### Goal
Identify every line in the records below that contains the word "McKinsey", and copy each of those lines.

════════════════════

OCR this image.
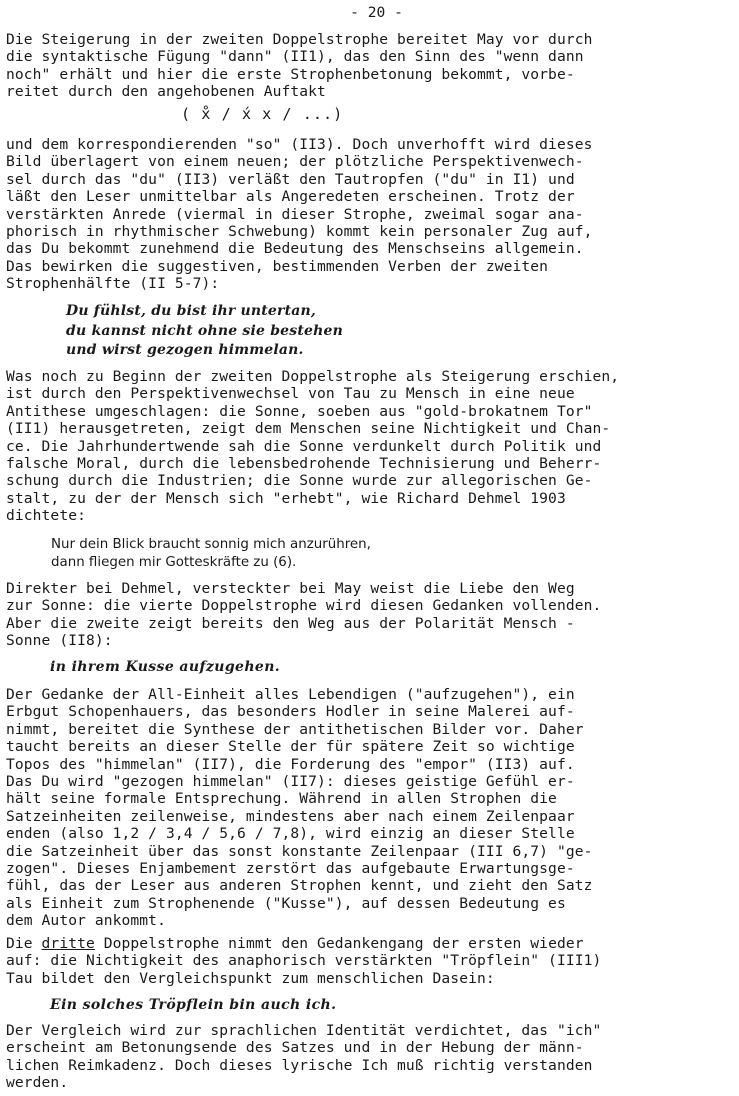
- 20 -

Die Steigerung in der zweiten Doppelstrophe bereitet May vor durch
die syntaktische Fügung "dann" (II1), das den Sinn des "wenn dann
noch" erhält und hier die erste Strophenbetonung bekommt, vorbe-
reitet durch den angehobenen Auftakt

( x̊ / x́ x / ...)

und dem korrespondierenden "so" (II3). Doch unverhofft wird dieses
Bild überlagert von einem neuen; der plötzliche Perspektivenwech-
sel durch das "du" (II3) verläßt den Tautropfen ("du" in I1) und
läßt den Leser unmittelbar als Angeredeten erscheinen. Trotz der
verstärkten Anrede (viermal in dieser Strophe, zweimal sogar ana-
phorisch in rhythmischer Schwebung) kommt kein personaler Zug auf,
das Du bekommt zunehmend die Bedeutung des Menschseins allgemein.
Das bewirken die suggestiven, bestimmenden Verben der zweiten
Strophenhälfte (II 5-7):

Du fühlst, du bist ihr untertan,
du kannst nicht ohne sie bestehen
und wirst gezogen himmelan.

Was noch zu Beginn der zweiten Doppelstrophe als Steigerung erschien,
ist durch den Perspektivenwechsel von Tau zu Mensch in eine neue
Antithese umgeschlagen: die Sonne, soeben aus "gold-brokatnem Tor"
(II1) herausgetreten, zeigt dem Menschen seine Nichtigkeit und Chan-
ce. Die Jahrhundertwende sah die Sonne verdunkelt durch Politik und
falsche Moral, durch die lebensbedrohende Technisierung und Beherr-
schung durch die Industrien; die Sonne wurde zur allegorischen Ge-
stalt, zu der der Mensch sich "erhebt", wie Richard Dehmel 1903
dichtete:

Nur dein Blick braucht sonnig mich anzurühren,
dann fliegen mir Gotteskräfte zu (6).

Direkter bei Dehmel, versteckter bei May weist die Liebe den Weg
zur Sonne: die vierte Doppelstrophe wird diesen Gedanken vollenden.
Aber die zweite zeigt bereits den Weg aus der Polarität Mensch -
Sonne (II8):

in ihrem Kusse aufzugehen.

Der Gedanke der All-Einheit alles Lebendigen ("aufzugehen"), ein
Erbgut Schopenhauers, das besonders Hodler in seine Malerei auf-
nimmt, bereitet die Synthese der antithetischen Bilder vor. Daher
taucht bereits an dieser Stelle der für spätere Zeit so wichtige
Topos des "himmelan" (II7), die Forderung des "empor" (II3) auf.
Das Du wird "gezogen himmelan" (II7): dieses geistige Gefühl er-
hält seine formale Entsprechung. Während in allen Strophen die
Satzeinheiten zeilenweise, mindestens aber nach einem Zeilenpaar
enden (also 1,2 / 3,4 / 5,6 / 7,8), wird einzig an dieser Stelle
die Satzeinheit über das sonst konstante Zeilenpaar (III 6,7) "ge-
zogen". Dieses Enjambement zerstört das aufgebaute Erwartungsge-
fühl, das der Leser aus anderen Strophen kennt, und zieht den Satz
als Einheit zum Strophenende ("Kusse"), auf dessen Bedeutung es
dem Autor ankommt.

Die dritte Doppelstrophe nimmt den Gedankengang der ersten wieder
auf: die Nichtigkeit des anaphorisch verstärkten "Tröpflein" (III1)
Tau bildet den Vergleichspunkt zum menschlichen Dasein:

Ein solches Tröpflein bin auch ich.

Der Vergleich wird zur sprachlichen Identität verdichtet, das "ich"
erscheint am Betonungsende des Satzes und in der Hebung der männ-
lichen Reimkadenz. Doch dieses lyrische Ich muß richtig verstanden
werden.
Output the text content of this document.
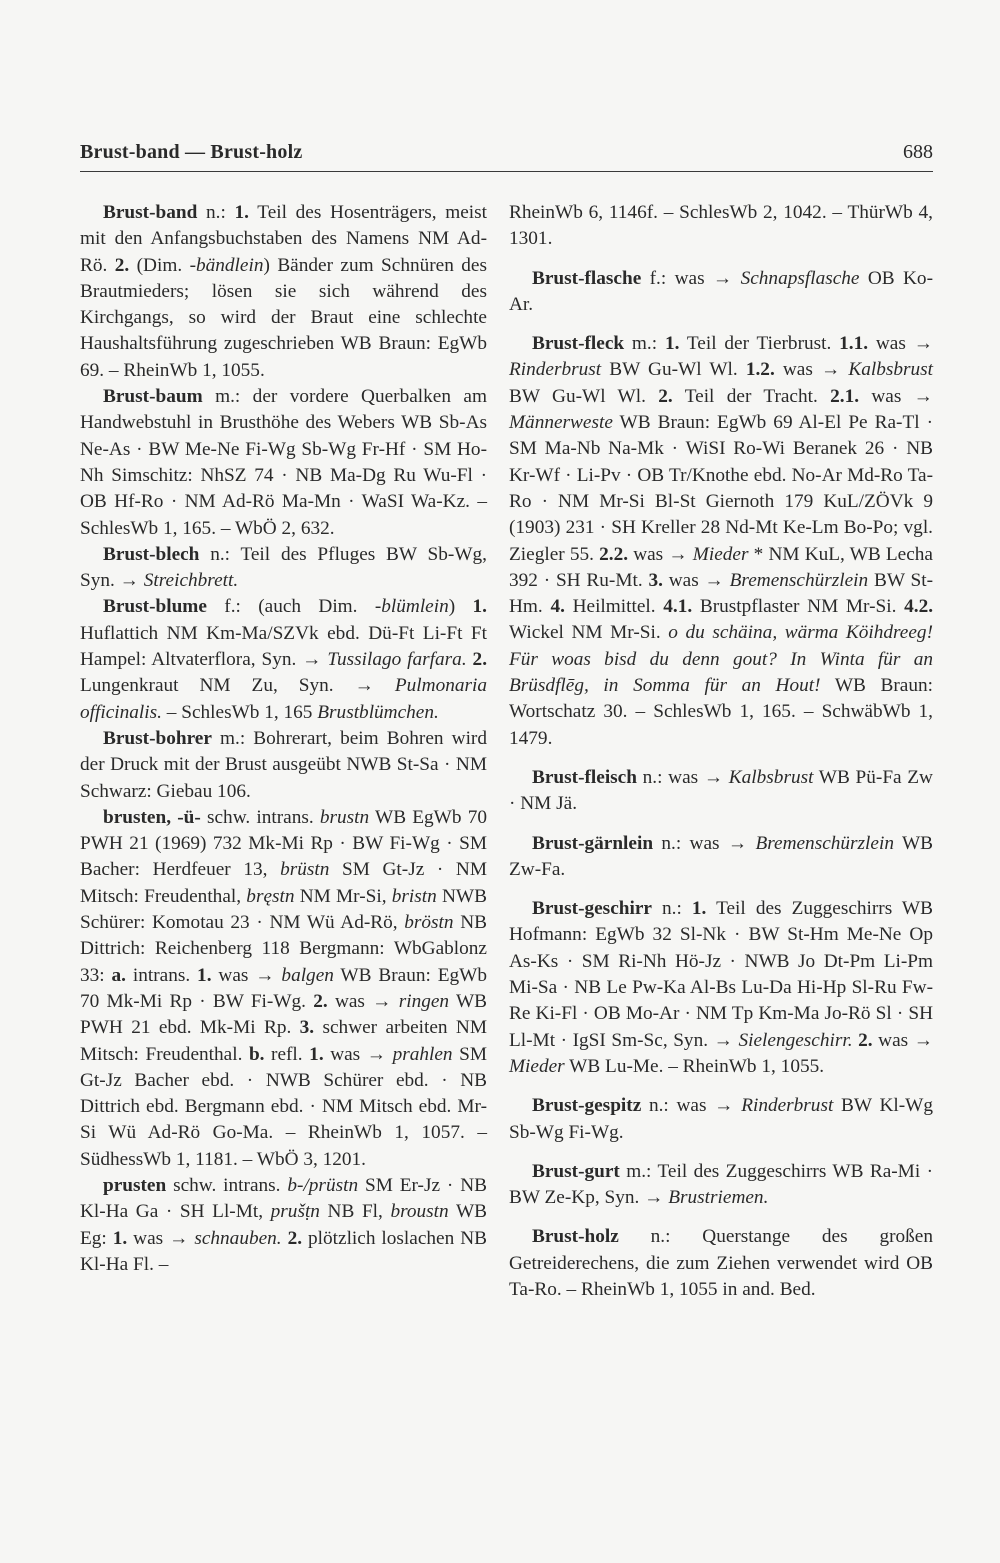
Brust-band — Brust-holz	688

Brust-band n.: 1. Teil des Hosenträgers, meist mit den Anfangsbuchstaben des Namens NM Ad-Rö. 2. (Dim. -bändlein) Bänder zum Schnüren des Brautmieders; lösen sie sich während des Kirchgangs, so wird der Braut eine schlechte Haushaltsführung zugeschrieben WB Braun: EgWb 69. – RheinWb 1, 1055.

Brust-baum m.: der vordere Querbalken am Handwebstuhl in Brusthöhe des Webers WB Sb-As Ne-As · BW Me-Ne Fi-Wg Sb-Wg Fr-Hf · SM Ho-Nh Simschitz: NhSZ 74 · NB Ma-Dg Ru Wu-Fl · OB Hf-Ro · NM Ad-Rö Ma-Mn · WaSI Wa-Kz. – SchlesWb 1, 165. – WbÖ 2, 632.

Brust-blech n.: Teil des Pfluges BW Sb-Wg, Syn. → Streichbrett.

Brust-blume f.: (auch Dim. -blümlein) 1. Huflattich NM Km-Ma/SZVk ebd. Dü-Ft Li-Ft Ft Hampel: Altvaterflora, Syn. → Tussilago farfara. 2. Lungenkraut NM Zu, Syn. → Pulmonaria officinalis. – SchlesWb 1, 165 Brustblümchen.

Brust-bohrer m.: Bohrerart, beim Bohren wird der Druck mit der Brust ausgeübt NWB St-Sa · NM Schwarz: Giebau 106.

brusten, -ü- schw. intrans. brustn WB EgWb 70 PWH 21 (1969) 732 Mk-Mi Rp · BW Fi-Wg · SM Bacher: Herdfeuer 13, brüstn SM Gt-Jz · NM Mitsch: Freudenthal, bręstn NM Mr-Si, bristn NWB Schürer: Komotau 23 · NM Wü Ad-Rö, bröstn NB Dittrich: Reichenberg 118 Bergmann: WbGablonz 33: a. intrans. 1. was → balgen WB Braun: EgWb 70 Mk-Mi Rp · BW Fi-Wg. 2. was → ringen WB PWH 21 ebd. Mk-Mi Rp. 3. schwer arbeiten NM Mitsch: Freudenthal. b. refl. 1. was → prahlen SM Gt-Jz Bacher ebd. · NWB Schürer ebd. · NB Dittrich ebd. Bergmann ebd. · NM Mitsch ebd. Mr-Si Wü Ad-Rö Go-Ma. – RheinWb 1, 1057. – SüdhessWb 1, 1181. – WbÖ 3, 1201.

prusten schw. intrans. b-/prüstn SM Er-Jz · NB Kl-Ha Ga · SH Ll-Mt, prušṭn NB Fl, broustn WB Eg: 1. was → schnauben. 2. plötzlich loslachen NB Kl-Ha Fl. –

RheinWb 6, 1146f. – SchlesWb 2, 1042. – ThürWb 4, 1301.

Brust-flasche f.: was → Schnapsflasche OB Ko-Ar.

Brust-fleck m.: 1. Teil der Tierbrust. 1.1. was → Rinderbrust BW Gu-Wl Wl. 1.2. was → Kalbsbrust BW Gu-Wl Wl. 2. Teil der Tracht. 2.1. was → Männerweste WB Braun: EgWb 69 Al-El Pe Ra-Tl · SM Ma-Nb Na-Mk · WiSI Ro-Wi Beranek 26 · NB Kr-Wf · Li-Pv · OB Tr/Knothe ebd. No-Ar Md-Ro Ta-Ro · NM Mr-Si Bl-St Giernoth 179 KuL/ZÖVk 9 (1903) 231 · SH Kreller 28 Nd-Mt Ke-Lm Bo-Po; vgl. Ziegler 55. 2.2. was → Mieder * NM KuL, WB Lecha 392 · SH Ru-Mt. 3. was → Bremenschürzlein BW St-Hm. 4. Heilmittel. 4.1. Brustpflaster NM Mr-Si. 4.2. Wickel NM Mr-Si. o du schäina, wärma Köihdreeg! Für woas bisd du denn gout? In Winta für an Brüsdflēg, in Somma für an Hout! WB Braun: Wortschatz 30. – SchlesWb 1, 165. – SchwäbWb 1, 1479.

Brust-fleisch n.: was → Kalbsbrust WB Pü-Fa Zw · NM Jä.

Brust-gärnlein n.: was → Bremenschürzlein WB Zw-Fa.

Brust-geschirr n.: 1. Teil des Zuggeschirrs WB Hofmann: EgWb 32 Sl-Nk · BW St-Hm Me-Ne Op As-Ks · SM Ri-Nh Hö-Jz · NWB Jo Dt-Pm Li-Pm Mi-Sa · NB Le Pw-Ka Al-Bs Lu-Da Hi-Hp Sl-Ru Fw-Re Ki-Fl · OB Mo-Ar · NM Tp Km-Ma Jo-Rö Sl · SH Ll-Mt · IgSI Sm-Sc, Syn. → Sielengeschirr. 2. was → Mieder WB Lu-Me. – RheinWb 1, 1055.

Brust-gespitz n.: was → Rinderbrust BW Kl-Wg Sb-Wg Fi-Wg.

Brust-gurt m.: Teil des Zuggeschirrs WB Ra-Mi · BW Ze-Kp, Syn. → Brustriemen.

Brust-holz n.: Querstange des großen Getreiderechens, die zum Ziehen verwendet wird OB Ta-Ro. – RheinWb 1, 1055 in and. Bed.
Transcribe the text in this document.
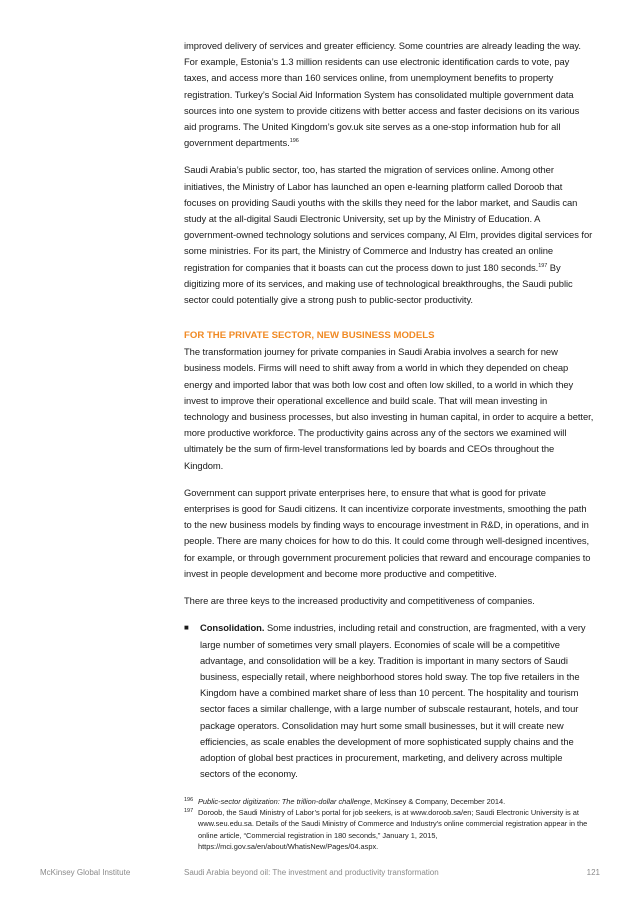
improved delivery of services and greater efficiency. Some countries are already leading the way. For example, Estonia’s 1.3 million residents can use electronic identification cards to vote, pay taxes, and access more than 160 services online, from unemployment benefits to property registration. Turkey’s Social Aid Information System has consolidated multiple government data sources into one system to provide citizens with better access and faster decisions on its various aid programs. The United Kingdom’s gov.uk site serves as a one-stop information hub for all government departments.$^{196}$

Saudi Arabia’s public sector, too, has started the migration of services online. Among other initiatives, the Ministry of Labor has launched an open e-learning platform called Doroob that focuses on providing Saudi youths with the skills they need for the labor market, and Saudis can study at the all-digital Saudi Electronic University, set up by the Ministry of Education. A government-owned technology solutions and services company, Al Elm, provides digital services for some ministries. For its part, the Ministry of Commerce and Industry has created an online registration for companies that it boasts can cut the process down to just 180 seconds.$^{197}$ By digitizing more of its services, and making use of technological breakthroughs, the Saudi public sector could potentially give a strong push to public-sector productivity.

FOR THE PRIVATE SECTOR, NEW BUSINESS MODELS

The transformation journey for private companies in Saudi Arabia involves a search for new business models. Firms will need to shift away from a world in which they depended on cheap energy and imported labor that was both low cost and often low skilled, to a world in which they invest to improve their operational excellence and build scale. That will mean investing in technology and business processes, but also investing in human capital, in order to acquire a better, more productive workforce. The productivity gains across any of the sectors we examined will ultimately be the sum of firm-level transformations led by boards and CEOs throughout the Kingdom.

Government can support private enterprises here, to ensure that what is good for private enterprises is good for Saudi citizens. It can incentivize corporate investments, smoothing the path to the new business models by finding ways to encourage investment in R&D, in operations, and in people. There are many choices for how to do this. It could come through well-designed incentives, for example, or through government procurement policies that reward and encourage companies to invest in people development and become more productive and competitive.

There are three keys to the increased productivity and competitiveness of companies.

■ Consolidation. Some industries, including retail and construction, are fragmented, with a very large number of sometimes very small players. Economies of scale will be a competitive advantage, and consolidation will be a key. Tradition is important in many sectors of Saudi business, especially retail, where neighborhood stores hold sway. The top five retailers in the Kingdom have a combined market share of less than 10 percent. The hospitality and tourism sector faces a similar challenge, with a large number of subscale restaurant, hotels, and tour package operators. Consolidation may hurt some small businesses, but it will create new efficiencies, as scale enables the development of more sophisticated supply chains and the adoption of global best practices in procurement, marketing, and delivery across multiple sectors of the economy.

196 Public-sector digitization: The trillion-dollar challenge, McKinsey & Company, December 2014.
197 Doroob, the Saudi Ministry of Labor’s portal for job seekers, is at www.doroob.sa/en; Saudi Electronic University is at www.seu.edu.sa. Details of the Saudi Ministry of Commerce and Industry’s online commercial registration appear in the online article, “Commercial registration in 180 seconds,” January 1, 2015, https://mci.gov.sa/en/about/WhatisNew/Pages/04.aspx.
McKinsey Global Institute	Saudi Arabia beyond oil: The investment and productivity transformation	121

════════════════════

### Solved exercise
196 Public-sector digitization: The trillion-dollar challenge, McKinsey & Company, December 2014.
McKinsey Global Institute	Saudi Arabia beyond oil: The investment and productivity transformation	121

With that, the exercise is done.